=== Exercise instructions ===
Pull out every line containing the string "ylabel".
### Input material
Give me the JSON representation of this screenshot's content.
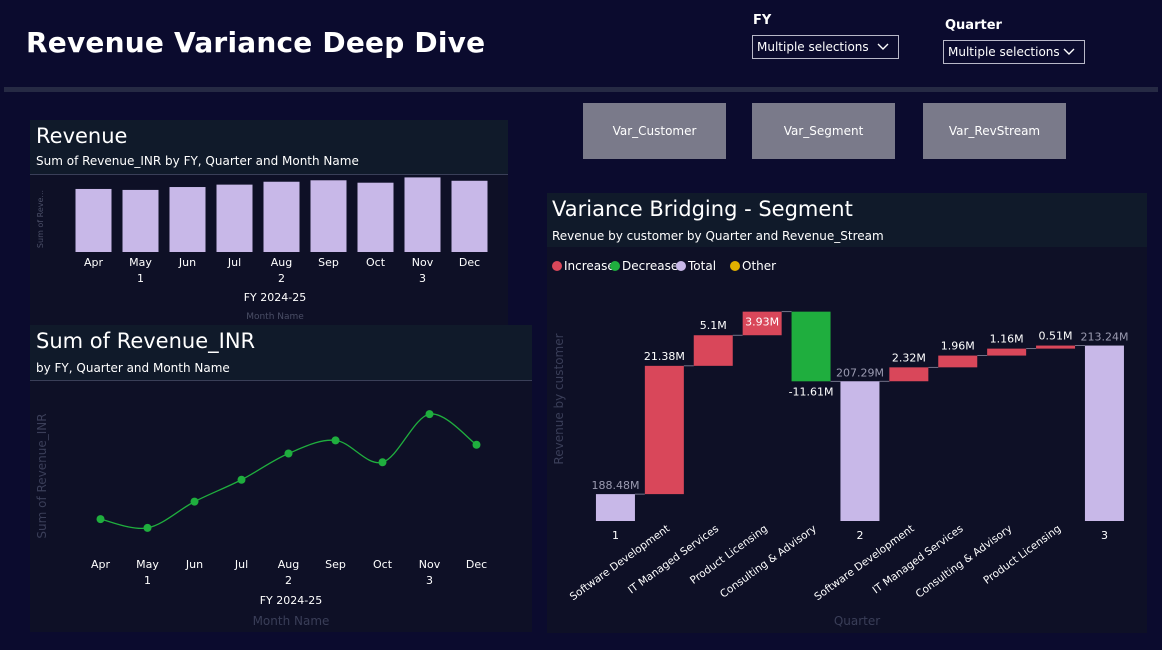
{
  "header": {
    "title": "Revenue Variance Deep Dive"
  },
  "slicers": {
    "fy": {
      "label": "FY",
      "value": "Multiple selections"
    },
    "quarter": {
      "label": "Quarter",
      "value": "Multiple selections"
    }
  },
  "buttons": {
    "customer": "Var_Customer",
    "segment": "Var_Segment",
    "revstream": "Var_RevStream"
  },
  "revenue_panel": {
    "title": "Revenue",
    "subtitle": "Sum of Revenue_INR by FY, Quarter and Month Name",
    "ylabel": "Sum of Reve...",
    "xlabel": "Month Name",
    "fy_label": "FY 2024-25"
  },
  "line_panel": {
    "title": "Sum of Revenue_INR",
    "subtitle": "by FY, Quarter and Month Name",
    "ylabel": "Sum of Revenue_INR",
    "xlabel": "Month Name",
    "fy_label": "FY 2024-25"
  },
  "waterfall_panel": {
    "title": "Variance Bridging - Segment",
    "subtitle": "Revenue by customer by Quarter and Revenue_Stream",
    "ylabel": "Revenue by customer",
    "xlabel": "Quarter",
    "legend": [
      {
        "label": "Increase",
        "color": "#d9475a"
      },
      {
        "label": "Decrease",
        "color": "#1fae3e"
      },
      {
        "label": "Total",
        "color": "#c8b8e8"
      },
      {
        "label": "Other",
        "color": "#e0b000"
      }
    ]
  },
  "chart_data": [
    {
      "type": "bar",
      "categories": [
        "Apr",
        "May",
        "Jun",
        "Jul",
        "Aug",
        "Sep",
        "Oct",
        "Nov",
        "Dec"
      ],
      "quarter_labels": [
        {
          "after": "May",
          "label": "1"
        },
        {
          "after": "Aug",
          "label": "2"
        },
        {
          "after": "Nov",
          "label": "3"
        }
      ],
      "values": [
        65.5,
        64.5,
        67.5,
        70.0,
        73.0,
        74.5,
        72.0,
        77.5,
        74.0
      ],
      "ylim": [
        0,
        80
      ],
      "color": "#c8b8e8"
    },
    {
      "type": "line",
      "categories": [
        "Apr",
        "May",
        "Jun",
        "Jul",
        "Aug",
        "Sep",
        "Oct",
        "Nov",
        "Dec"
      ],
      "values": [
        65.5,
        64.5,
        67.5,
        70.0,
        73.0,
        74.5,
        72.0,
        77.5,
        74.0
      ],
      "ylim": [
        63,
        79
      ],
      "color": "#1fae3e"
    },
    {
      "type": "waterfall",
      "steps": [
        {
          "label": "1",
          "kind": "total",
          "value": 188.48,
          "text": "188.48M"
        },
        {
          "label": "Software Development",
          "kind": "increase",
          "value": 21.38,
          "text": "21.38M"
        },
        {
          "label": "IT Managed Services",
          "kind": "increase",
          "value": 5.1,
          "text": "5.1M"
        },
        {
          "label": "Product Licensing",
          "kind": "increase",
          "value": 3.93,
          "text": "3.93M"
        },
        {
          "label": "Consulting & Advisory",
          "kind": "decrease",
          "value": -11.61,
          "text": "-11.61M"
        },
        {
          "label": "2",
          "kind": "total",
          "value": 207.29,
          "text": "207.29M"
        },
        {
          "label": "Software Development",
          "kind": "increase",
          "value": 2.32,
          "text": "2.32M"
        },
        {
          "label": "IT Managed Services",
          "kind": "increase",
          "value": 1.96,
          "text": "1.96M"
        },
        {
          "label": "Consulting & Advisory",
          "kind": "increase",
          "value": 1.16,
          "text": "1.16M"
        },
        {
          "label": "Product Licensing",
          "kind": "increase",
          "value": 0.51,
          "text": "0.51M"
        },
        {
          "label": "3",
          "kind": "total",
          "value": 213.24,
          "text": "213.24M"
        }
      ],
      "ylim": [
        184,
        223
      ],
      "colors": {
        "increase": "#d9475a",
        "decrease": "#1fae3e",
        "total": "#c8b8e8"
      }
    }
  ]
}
######
=== Task result ===
    "ylabel": "Sum of Reve...",
    "ylabel": "Sum of Revenue_INR",
    "ylabel": "Revenue by customer",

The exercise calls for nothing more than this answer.